*Text provided*.

※ ※ ※

Can't set catchall rule for unencrypted traffic to port 443

I have Traefik set up running in Docker with 2 endpoints: 80 which redirects to 443 and 443 which is encrypted. I also have a catchall rule to not respond to any connections that aren't specifically made to one of the configured hostname (done via docker labels).

That all works. Connections to my hostnames go to my services and connections to http:/ipaddress and https://ipaddress redirect to my catchall "unavailable" service.

The problem I'm running into is if someone connects to http:/ipaddress:443, it returns a 404. Basically the catchall rule never triggers. I'm guessing this is because the endpoint for port 443 is set up for encrypted traffic.

As far as I can tell there is no way to set up separate routers rules for unencrypted connections to port 443 and encrypted connections to port 443 as only one port 443 entry point can be defined.

I've tried removing the specified endpoint from the dynamic router rule but that doesn't do anything.

How can I get connections to http:/ipaddress:443 to go to the "unavailable" service.

traefik.yml

entryPoints:
  http:
    address: ":80"
    http:
      redirections:
        entryPoint:
          to: https
          scheme: https
  https:
    address: ":443"
    http:
      tls:
        certresolver: "cloudflare"
        domains:
          main: "mydomain.com"
          sans: "*.mydomain.com"

dynamic.yml

http:
  routers:
    catchall:
      entryPoints:
        - "https"
      tls: {}
      # catchall rule
      rule: "PathPrefix(`/`)"

※ ※ ※

*Dataset content*.

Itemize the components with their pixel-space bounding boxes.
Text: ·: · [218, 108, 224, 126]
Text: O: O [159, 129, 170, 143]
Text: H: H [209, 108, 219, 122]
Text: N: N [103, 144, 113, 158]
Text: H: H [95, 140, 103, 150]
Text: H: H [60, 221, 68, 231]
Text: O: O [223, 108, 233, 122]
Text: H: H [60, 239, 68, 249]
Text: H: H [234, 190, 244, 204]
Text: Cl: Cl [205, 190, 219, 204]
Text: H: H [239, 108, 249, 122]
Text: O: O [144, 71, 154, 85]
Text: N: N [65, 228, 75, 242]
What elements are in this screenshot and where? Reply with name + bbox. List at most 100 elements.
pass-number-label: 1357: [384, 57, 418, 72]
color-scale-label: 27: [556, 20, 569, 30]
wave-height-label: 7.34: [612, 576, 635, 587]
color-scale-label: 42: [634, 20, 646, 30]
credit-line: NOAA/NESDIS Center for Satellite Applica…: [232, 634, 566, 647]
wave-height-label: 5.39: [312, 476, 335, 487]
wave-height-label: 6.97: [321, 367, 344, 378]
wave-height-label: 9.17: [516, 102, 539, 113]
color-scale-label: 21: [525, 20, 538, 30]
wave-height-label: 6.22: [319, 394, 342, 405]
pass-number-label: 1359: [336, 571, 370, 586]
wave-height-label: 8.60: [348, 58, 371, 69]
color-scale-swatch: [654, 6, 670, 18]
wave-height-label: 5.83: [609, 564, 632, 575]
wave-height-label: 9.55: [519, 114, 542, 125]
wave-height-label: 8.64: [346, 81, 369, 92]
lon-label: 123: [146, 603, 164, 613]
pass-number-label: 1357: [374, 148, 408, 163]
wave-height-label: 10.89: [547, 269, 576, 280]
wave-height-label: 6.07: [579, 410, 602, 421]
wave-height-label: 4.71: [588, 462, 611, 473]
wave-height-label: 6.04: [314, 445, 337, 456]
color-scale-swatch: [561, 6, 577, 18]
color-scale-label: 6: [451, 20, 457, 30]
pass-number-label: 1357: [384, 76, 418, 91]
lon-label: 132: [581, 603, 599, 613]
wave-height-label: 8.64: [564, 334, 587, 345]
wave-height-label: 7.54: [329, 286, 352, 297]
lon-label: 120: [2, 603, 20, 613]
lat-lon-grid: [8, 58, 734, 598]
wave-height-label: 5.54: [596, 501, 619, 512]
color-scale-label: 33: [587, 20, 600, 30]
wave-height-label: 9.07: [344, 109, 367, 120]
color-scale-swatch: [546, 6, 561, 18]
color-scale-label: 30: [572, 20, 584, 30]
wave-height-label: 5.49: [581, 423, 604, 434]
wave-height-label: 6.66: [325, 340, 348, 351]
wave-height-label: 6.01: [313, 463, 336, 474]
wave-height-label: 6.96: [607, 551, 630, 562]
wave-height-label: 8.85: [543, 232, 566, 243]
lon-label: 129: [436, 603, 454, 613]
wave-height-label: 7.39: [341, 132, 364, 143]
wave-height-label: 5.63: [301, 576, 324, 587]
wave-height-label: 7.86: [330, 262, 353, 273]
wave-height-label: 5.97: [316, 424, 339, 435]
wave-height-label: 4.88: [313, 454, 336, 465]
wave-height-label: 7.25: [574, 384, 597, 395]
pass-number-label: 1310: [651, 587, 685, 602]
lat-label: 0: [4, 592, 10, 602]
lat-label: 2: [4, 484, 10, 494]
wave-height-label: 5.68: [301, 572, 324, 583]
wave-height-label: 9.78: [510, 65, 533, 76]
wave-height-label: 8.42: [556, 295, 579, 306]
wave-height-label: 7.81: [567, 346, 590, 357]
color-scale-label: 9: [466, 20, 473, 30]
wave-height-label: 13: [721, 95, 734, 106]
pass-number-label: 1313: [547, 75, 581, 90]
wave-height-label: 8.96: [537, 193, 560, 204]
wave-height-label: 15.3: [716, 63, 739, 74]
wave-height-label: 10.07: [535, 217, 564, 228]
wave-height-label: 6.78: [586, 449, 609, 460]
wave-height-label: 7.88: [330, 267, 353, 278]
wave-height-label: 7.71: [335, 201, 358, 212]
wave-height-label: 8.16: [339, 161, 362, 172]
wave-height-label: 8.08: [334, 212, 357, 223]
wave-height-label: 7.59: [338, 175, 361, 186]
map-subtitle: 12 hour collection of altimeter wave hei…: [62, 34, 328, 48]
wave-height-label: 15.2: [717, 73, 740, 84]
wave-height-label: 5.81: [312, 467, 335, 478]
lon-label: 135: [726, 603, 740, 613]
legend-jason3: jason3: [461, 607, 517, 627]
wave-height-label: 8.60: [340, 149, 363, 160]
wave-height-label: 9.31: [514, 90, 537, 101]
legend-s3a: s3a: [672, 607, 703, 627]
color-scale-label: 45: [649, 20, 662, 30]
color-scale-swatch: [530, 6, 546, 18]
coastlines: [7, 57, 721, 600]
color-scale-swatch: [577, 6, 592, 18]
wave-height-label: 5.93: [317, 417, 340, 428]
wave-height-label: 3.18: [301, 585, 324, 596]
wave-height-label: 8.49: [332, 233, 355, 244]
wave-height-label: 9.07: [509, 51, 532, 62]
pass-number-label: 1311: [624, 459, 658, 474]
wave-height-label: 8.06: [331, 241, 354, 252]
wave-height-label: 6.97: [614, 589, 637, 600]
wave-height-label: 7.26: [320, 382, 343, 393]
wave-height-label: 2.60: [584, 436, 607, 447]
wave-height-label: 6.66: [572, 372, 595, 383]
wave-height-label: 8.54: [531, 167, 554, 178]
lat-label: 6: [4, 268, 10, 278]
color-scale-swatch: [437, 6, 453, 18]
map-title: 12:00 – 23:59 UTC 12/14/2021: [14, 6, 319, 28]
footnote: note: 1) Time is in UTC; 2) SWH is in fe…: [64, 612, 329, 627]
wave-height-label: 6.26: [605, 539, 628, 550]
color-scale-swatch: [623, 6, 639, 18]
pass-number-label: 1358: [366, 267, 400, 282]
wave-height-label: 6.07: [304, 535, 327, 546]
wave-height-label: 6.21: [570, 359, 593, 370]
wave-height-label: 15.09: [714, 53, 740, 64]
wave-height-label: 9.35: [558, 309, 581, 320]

※ ※ ※

*Your objective*. Pick up the Traefik catchall post above after its last line and continue it.

*Your response*.
      service: unavailable
      # lowest possible priority
      # evaluated when no other router is matched
      priority: 1

  services:
    unavailable:
      loadBalancer:
        servers:
          # unused private ip address to force a 504
          - url: "https://10.10.10.10:111/"

If you really want to support http on port 443, you can just move TLS to the router, not declare it on the entrypoint.

That way you can have one router without TLS on port 443. But you will have to add TLS to every other router. Not sure if it is worth the effort.

I want to redirect http to https, but not allow unencrypted over port 443. What I found that worked was creating a tcp router that just blackholes any unencrypted traffic. I'm not sure how I'm getting unencrypted traffic, but this works.

tcp:
  routers:
    catchall_unencrypted:
      rule: "HostSNI(`*`)"
      service: unavailable
      # lowest possible priority
      # evaluated when no other router is matched
      priority: 1
  services:
    unavailable:
      loadBalancer:
        servers:
          - address: "10.10.10.10:111"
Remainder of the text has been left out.